● What you are asked to do: Repeat the records exactly. Every line must match.

::::::

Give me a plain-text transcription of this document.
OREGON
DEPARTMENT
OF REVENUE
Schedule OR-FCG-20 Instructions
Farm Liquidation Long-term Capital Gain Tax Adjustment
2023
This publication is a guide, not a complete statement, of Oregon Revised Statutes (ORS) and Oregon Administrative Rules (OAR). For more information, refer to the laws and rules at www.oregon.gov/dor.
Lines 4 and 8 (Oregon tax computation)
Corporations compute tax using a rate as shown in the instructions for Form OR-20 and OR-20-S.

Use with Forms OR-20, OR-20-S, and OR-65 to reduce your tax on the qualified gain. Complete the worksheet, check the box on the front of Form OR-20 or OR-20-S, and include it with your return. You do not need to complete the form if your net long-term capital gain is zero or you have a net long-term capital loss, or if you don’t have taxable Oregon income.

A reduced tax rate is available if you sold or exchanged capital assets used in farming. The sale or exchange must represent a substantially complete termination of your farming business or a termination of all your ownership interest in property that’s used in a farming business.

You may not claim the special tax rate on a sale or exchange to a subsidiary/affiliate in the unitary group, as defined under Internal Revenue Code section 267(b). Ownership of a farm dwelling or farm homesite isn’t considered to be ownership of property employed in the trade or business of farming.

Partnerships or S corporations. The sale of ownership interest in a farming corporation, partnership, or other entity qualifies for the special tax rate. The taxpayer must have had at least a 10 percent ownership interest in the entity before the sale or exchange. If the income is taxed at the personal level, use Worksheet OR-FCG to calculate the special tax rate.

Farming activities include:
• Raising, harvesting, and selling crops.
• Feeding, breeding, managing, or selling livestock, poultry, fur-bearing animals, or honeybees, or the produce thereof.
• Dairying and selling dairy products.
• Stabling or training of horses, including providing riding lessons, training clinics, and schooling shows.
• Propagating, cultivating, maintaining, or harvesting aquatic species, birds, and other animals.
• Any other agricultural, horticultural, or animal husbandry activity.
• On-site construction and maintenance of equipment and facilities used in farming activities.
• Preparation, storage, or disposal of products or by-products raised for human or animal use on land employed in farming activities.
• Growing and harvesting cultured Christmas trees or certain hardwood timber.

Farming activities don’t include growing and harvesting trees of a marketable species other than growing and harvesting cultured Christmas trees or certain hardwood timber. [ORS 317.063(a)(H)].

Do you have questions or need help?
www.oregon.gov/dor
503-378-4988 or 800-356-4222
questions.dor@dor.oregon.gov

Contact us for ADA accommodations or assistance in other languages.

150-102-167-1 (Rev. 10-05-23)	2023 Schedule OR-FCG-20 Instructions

::::::

● Exercise result:
Give me a plain-text transcription of this document.
OREGON
DEPARTMENT
OF REVENUE
Schedule OR-FCG-20 Instructions
Farm Liquidation Long-term Capital Gain Tax Adjustment
2023
This publication is a guide, not a complete statement, of Oregon Revised Statutes (ORS) and Oregon Administrative Rules (OAR). For more information, refer to the laws and rules at www.oregon.gov/dor.
Lines 4 and 8 (Oregon tax computation)
Corporations compute tax using a rate as shown in the instructions for Form OR-20 and OR-20-S.

Use with Forms OR-20, OR-20-S, and OR-65 to reduce your tax on the qualified gain. Complete the worksheet, check the box on the front of Form OR-20 or OR-20-S, and include it with your return. You do not need to complete the form if your net long-term capital gain is zero or you have a net long-term capital loss, or if you don’t have taxable Oregon income.

A reduced tax rate is available if you sold or exchanged capital assets used in farming. The sale or exchange must represent a substantially complete termination of your farming business or a termination of all your ownership interest in property that’s used in a farming business.

You may not claim the special tax rate on a sale or exchange to a subsidiary/affiliate in the unitary group, as defined under Internal Revenue Code section 267(b). Ownership of a farm dwelling or farm homesite isn’t considered to be ownership of property employed in the trade or business of farming.

Partnerships or S corporations. The sale of ownership interest in a farming corporation, partnership, or other entity qualifies for the special tax rate. The taxpayer must have had at least a 10 percent ownership interest in the entity before the sale or exchange. If the income is taxed at the personal level, use Worksheet OR-FCG to calculate the special tax rate.

Farming activities include:
• Raising, harvesting, and selling crops.
• Feeding, breeding, managing, or selling livestock, poultry, fur-bearing animals, or honeybees, or the produce thereof.
• Dairying and selling dairy products.
• Stabling or training of horses, including providing riding lessons, training clinics, and schooling shows.
• Propagating, cultivating, maintaining, or harvesting aquatic species, birds, and other animals.
• Any other agricultural, horticultural, or animal husbandry activity.
• On-site construction and maintenance of equipment and facilities used in farming activities.
• Preparation, storage, or disposal of products or by-products raised for human or animal use on land employed in farming activities.
• Growing and harvesting cultured Christmas trees or certain hardwood timber.

Farming activities don’t include growing and harvesting trees of a marketable species other than growing and harvesting cultured Christmas trees or certain hardwood timber. [ORS 317.063(a)(H)].

Do you have questions or need help?
www.oregon.gov/dor
503-378-4988 or 800-356-4222
questions.dor@dor.oregon.gov

Contact us for ADA accommodations or assistance in other languages.

150-102-167-1 (Rev. 10-05-23)	2023 Schedule OR-FCG-20 Instructions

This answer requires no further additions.